Task directions:
Copy every line from the data below in which the string "Delta" can be found.

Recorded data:

^^^^^^^^^^^^^^^^

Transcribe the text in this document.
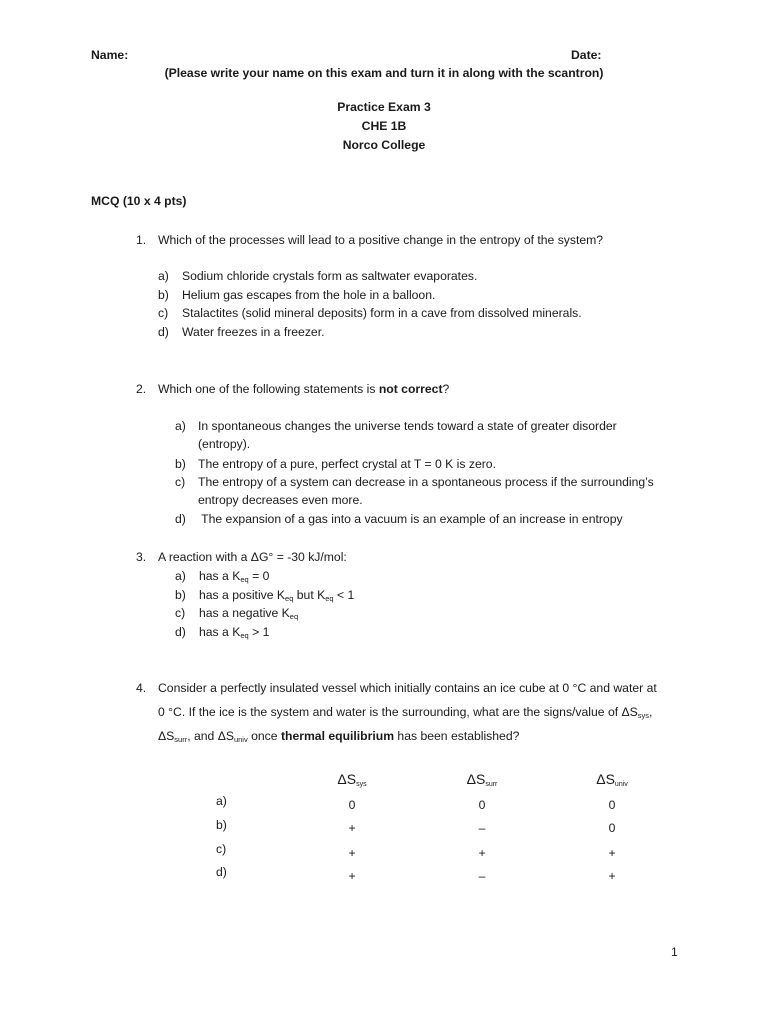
Name:	Date:
(Please write your name on this exam and turn it in along with the scantron)
Practice Exam 3
CHE 1B
Norco College
MCQ (10 x 4 pts)
1. Which of the processes will lead to a positive change in the entropy of the system?
a) Sodium chloride crystals form as saltwater evaporates.
b) Helium gas escapes from the hole in a balloon.
c) Stalactites (solid mineral deposits) form in a cave from dissolved minerals.
d) Water freezes in a freezer.
2. Which one of the following statements is not correct?
a) In spontaneous changes the universe tends toward a state of greater disorder
(entropy).
b) The entropy of a pure, perfect crystal at T = 0 K is zero.
c) The entropy of a system can decrease in a spontaneous process if the surrounding’s
entropy decreases even more.
d) The expansion of a gas into a vacuum is an example of an increase in entropy
3. A reaction with a ΔG° = -30 kJ/mol:
a) has a $K_{eq} = 0$
b) has a positive $K_{eq}$ but $K_{eq} < 1$
c) has a negative $K_{eq}$
d) has a $K_{eq} > 1$
4. Consider a perfectly insulated vessel which initially contains an ice cube at 0 °C and water at
0 °C. If the ice is the system and water is the surrounding, what are the signs/value of $\Delta S_{sys}$,
$\Delta S_{surr}$, and $\Delta S_{univ}$ once thermal equilibrium has been established?
$\Delta S_{sys}$	$\Delta S_{surr}$	$\Delta S_{univ}$
a)	0	0	0
b)	+	–	0
c)	+	+	+
d)	+	–	+
1
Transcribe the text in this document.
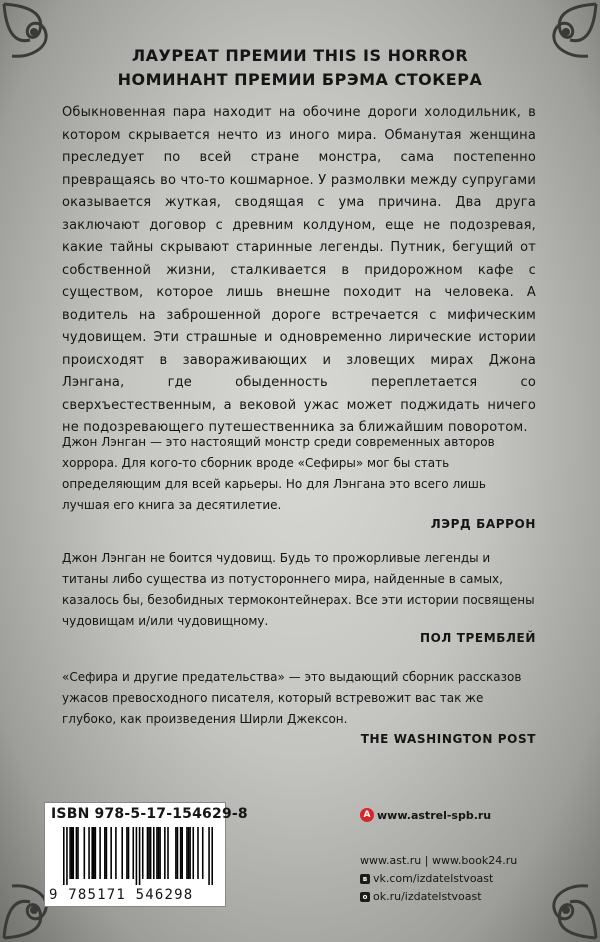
ЛАУРЕАТ ПРЕМИИ THIS IS HORROR
НОМИНАНТ ПРЕМИИ БРЭМА СТОКЕРА

Обыкновенная пара находит на обочине дороги холодильник, в котором скрывается нечто из иного мира. Обманутая женщина преследует по всей стране монстра, сама постепенно превращаясь во что-то кошмарное. У размолвки между супругами оказывается жуткая, сводящая с ума причина. Два друга заключают договор с древним колдуном, еще не подозревая, какие тайны скрывают старинные легенды. Путник, бегущий от собственной жизни, сталкивается в придорожном кафе с существом, которое лишь внешне походит на человека. А водитель на заброшенной дороге встречается с мифическим чудовищем. Эти страшные и одновременно лирические истории происходят в завораживающих и зловещих мирах Джона Лэнгана, где обыденность переплетается со сверхъестественным, а вековой ужас может поджидать ничего не подозревающего путешественника за ближайшим поворотом.

Джон Лэнган — это настоящий монстр среди современных авторов хоррора. Для кого-то сборник вроде «Сефиры» мог бы стать определяющим для всей карьеры. Но для Лэнгана это всего лишь лучшая его книга за десятилетие.

ЛЭРД БАРРОН

Джон Лэнган не боится чудовищ. Будь то прожорливые легенды и титаны либо существа из потустороннего мира, найденные в самых, казалось бы, безобидных термоконтейнерах. Все эти истории посвящены чудовищам и/или чудовищному.

ПОЛ ТРЕМБЛЕЙ

«Сефира и другие предательства» — это выдающий сборник рассказов ужасов превосходного писателя, который встревожит вас так же глубоко, как произведения Ширли Джексон.

THE WASHINGTON POST
ISBN 978-5-17-154629-8
9 785171 546298
A www.astrel-spb.ru
www.ast.ru | www.book24.ru
в vk.com/izdatelstvoast
о ok.ru/izdatelstvoast
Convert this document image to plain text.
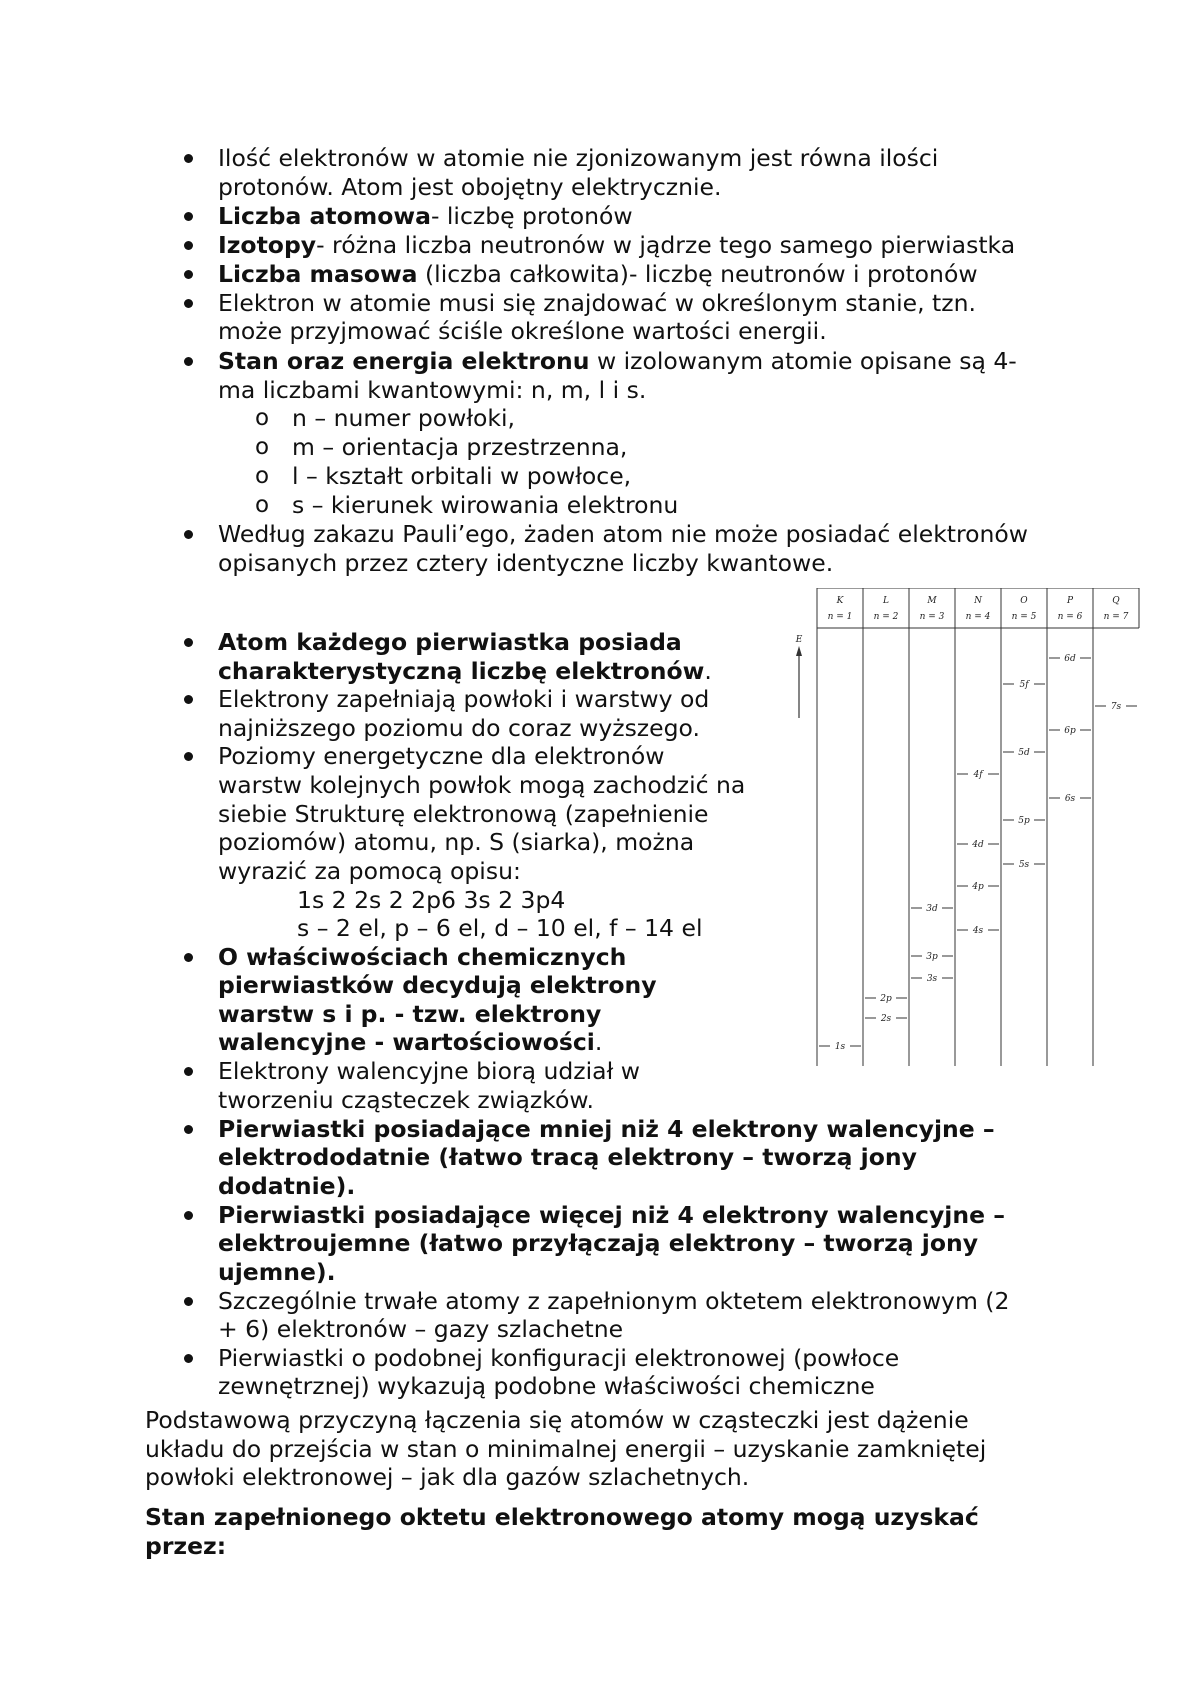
Ilość elektronów w atomie nie zjonizowanym jest równa ilości
protonów. Atom jest obojętny elektrycznie.
Liczba atomowa- liczbę protonów
Izotopy- różna liczba neutronów w jądrze tego samego pierwiastka
Liczba masowa (liczba całkowita)- liczbę neutronów i protonów
Elektron w atomie musi się znajdować w określonym stanie, tzn.
może przyjmować ściśle określone wartości energii.
Stan oraz energia elektronu w izolowanym atomie opisane są 4-
ma liczbami kwantowymi: n, m, l i s.
o n – numer powłoki,
o m – orientacja przestrzenna,
o l – kształt orbitali w powłoce,
o s – kierunek wirowania elektronu
Według zakazu Pauli’ego, żaden atom nie może posiadać elektronów
opisanych przez cztery identyczne liczby kwantowe.
Atom każdego pierwiastka posiada
charakterystyczną liczbę elektronów.
Elektrony zapełniają powłoki i warstwy od
najniższego poziomu do coraz wyższego.
Poziomy energetyczne dla elektronów
warstw kolejnych powłok mogą zachodzić na
siebie Strukturę elektronową (zapełnienie
poziomów) atomu, np. S (siarka), można
wyrazić za pomocą opisu:
1s 2 2s 2 2p6 3s 2 3p4
s – 2 el, p – 6 el, d – 10 el, f – 14 el
O właściwościach chemicznych
pierwiastków decydują elektrony
warstw s i p. - tzw. elektrony
walencyjne - wartościowości.
Elektrony walencyjne biorą udział w
tworzeniu cząsteczek związków.
Pierwiastki posiadające mniej niż 4 elektrony walencyjne –
elektrododatnie (łatwo tracą elektrony – tworzą jony
dodatnie).
Pierwiastki posiadające więcej niż 4 elektrony walencyjne –
elektroujemne (łatwo przyłączają elektrony – tworzą jony
ujemne).
Szczególnie trwałe atomy z zapełnionym oktetem elektronowym (2
+ 6) elektronów – gazy szlachetne
Pierwiastki o podobnej konfiguracji elektronowej (powłoce
zewnętrznej) wykazują podobne właściwości chemiczne
Podstawową przyczyną łączenia się atomów w cząsteczki jest dążenie
układu do przejścia w stan o minimalnej energii – uzyskanie zamkniętej
powłoki elektronowej – jak dla gazów szlachetnych.
Stan zapełnionego oktetu elektronowego atomy mogą uzyskać
przez:
K
n = 1
L
n = 2
M
n = 3
N
n = 4
O
n = 5
P
n = 6
Q
n = 7
E
1s
2s
2p
3s
3p
3d
4s
4p
4d
4f
5s
5p
5d
5f
6s
6p
6d
7s
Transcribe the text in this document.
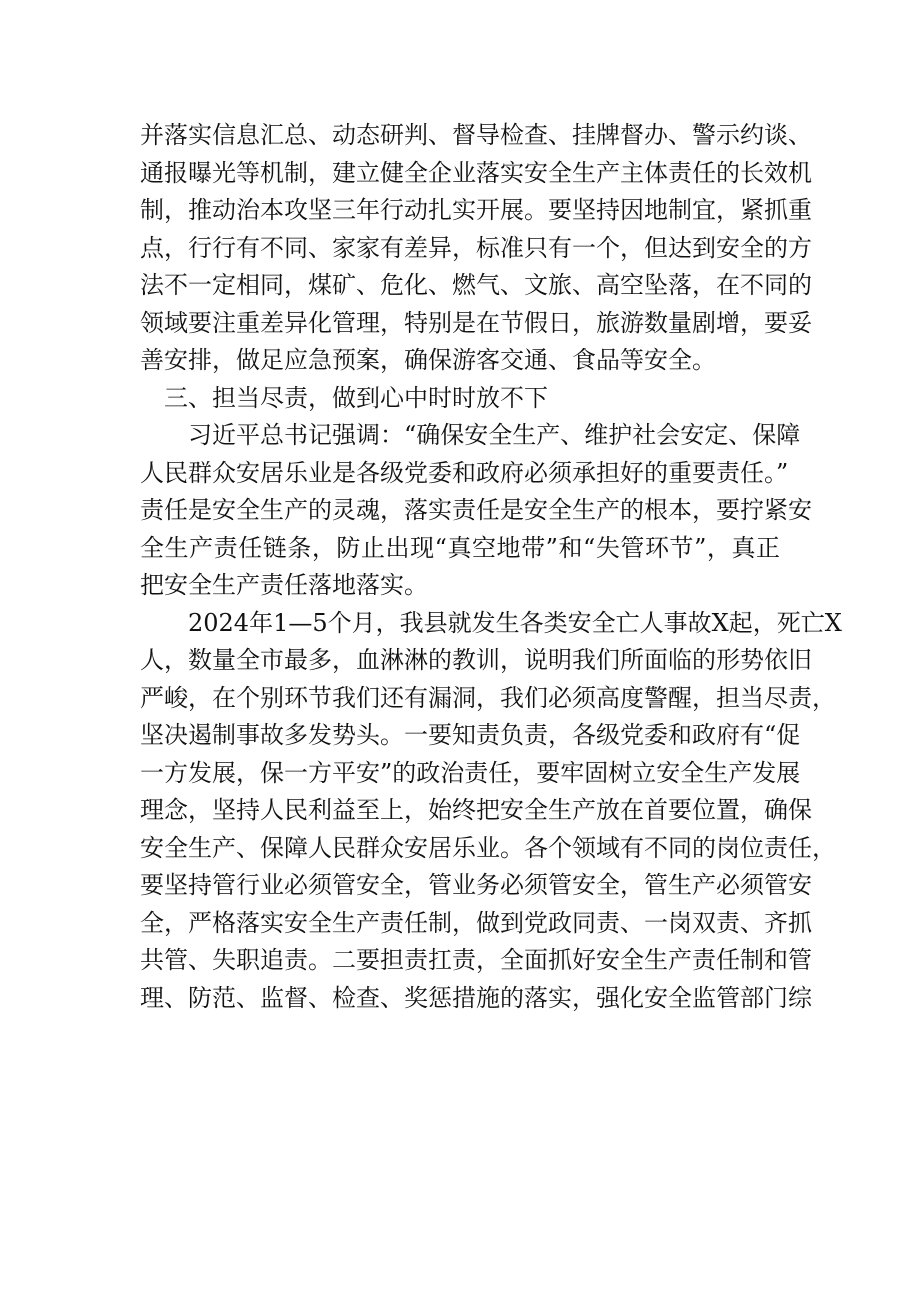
并落实信息汇总、动态研判、督导检查、挂牌督办、警示约谈、
通报曝光等机制，建立健全企业落实安全生产主体责任的长效机
制，推动治本攻坚三年行动扎实开展。要坚持因地制宜，紧抓重
点，行行有不同、家家有差异，标准只有一个，但达到安全的方
法不一定相同，煤矿、危化、燃气、文旅、高空坠落，在不同的
领域要注重差异化管理，特别是在节假日，旅游数量剧增，要妥
善安排，做足应急预案，确保游客交通、食品等安全。
三、担当尽责，做到心中时时放不下
习近平总书记强调：“确保安全生产、维护社会安定、保障
人民群众安居乐业是各级党委和政府必须承担好的重要责任。”
责任是安全生产的灵魂，落实责任是安全生产的根本，要拧紧安
全生产责任链条，防止出现“真空地带”和“失管环节”，真正
把安全生产责任落地落实。
2024年1—5个月，我县就发生各类安全亡人事故X起，死亡X
人，数量全市最多，血淋淋的教训，说明我们所面临的形势依旧
严峻，在个别环节我们还有漏洞，我们必须高度警醒，担当尽责，
坚决遏制事故多发势头。一要知责负责，各级党委和政府有“促
一方发展，保一方平安”的政治责任，要牢固树立安全生产发展
理念，坚持人民利益至上，始终把安全生产放在首要位置，确保
安全生产、保障人民群众安居乐业。各个领域有不同的岗位责任，
要坚持管行业必须管安全，管业务必须管安全，管生产必须管安
全，严格落实安全生产责任制，做到党政同责、一岗双责、齐抓
共管、失职追责。二要担责扛责，全面抓好安全生产责任制和管
理、防范、监督、检查、奖惩措施的落实，强化安全监管部门综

^^^^^^^^^^^^^^^^

Solution for this task:
0 °C. If the ice is the system and water is the surrounding, what are the signs/value of $\Delta S_{sys}$,
$\Delta S_{surr}$, and $\Delta S_{univ}$ once thermal equilibrium has been established?
$\Delta S_{sys}$	$\Delta S_{surr}$	$\Delta S_{univ}$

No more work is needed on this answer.